--- begin ---

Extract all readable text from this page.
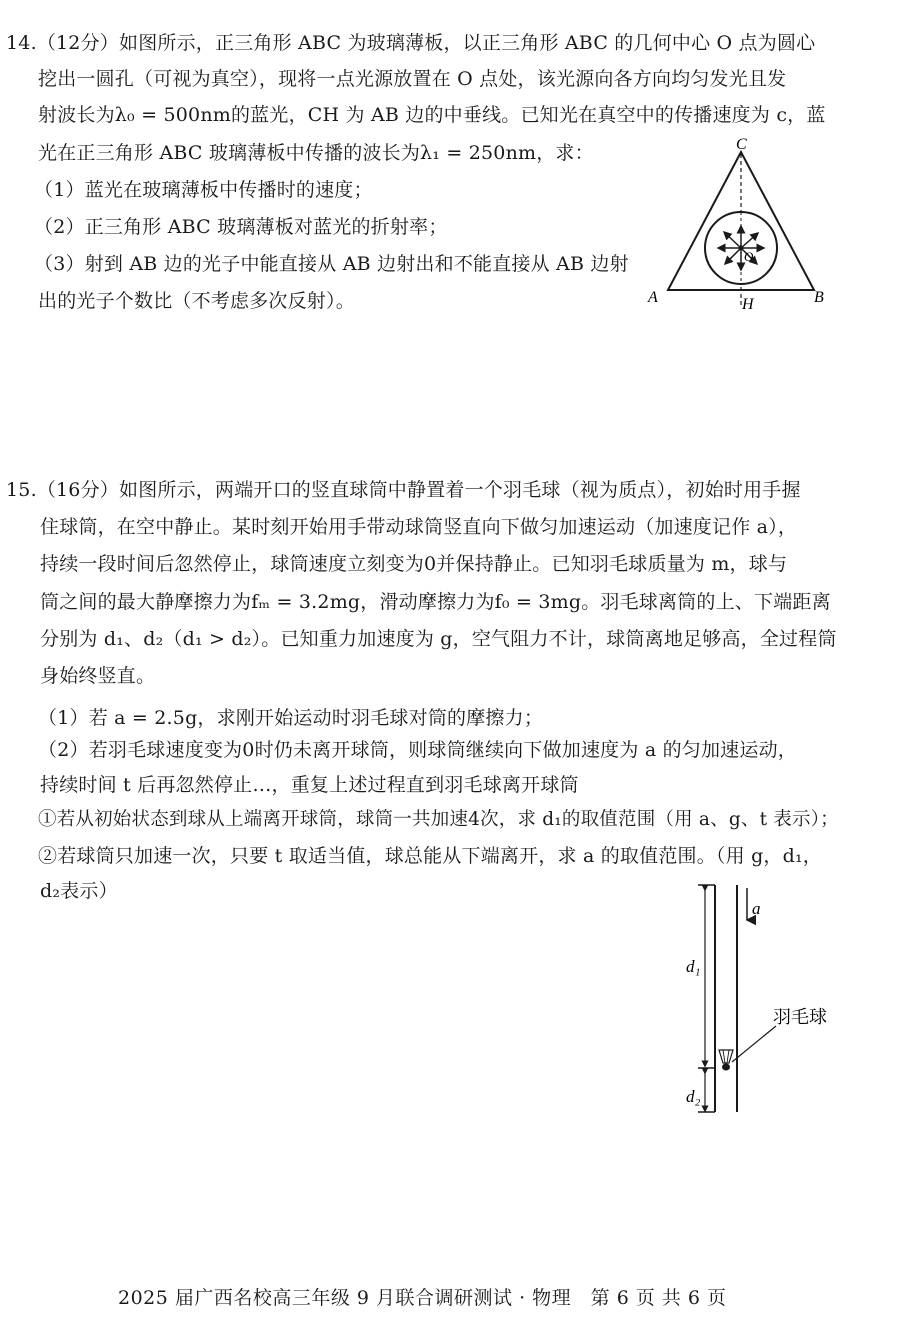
14.（12分）如图所示，正三角形 ABC 为玻璃薄板，以正三角形 ABC 的几何中心 O 点为圆心
挖出一圆孔（可视为真空），现将一点光源放置在 O 点处，该光源向各方向均匀发光且发
射波长为λ₀ = 500nm的蓝光，CH 为 AB 边的中垂线。已知光在真空中的传播速度为 c，蓝
光在正三角形 ABC 玻璃薄板中传播的波长为λ₁ = 250nm，求：
（1）蓝光在玻璃薄板中传播时的速度；
（2）正三角形 ABC 玻璃薄板对蓝光的折射率；
（3）射到 AB 边的光子中能直接从 AB 边射出和不能直接从 AB 边射
出的光子个数比（不考虑多次反射）。
C
A	B
H
O
15.（16分）如图所示，两端开口的竖直球筒中静置着一个羽毛球（视为质点），初始时用手握
住球筒，在空中静止。某时刻开始用手带动球筒竖直向下做匀加速运动（加速度记作 a），
持续一段时间后忽然停止，球筒速度立刻变为0并保持静止。已知羽毛球质量为 m，球与
筒之间的最大静摩擦力为fₘ = 3.2mg，滑动摩擦力为f₀ = 3mg。羽毛球离筒的上、下端距离
分别为 d₁、d₂（d₁ > d₂）。已知重力加速度为 g，空气阻力不计，球筒离地足够高，全过程筒
身始终竖直。
（1）若 a = 2.5g，求刚开始运动时羽毛球对筒的摩擦力；
（2）若羽毛球速度变为0时仍未离开球筒，则球筒继续向下做加速度为 a 的匀加速运动，
持续时间 t 后再忽然停止…，重复上述过程直到羽毛球离开球筒
①若从初始状态到球从上端离开球筒，球筒一共加速4次，求 d₁的取值范围（用 a、g、t 表示）；
②若球筒只加速一次，只要 t 取适当值，球总能从下端离开，求 a 的取值范围。（用 g，d₁，
d₂表示）
a
d₁
d₂
羽毛球
2025 届广西名校高三年级 9 月联合调研测试 · 物理　第 6 页 共 6 页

--- end ---

Instruction:
Take the listing above and restate it word for word, without its pictures.

Written answer:
Extract all readable text from this page.
14.（12分）如图所示，正三角形 ABC 为玻璃薄板，以正三角形 ABC 的几何中心 O 点为圆心
挖出一圆孔（可视为真空），现将一点光源放置在 O 点处，该光源向各方向均匀发光且发
射波长为λ₀ = 500nm的蓝光，CH 为 AB 边的中垂线。已知光在真空中的传播速度为 c，蓝
光在正三角形 ABC 玻璃薄板中传播的波长为λ₁ = 250nm，求：
（1）蓝光在玻璃薄板中传播时的速度；
（2）正三角形 ABC 玻璃薄板对蓝光的折射率；
（3）射到 AB 边的光子中能直接从 AB 边射出和不能直接从 AB 边射
出的光子个数比（不考虑多次反射）。
C
A	B
H
O
15.（16分）如图所示，两端开口的竖直球筒中静置着一个羽毛球（视为质点），初始时用手握
住球筒，在空中静止。某时刻开始用手带动球筒竖直向下做匀加速运动（加速度记作 a），
持续一段时间后忽然停止，球筒速度立刻变为0并保持静止。已知羽毛球质量为 m，球与
筒之间的最大静摩擦力为fₘ = 3.2mg，滑动摩擦力为f₀ = 3mg。羽毛球离筒的上、下端距离
分别为 d₁、d₂（d₁ > d₂）。已知重力加速度为 g，空气阻力不计，球筒离地足够高，全过程筒
身始终竖直。
（1）若 a = 2.5g，求刚开始运动时羽毛球对筒的摩擦力；
（2）若羽毛球速度变为0时仍未离开球筒，则球筒继续向下做加速度为 a 的匀加速运动，
持续时间 t 后再忽然停止…，重复上述过程直到羽毛球离开球筒
①若从初始状态到球从上端离开球筒，球筒一共加速4次，求 d₁的取值范围（用 a、g、t 表示）；
②若球筒只加速一次，只要 t 取适当值，球总能从下端离开，求 a 的取值范围。（用 g，d₁，
d₂表示）
a
d₁
d₂
羽毛球
2025 届广西名校高三年级 9 月联合调研测试 · 物理　第 6 页 共 6 页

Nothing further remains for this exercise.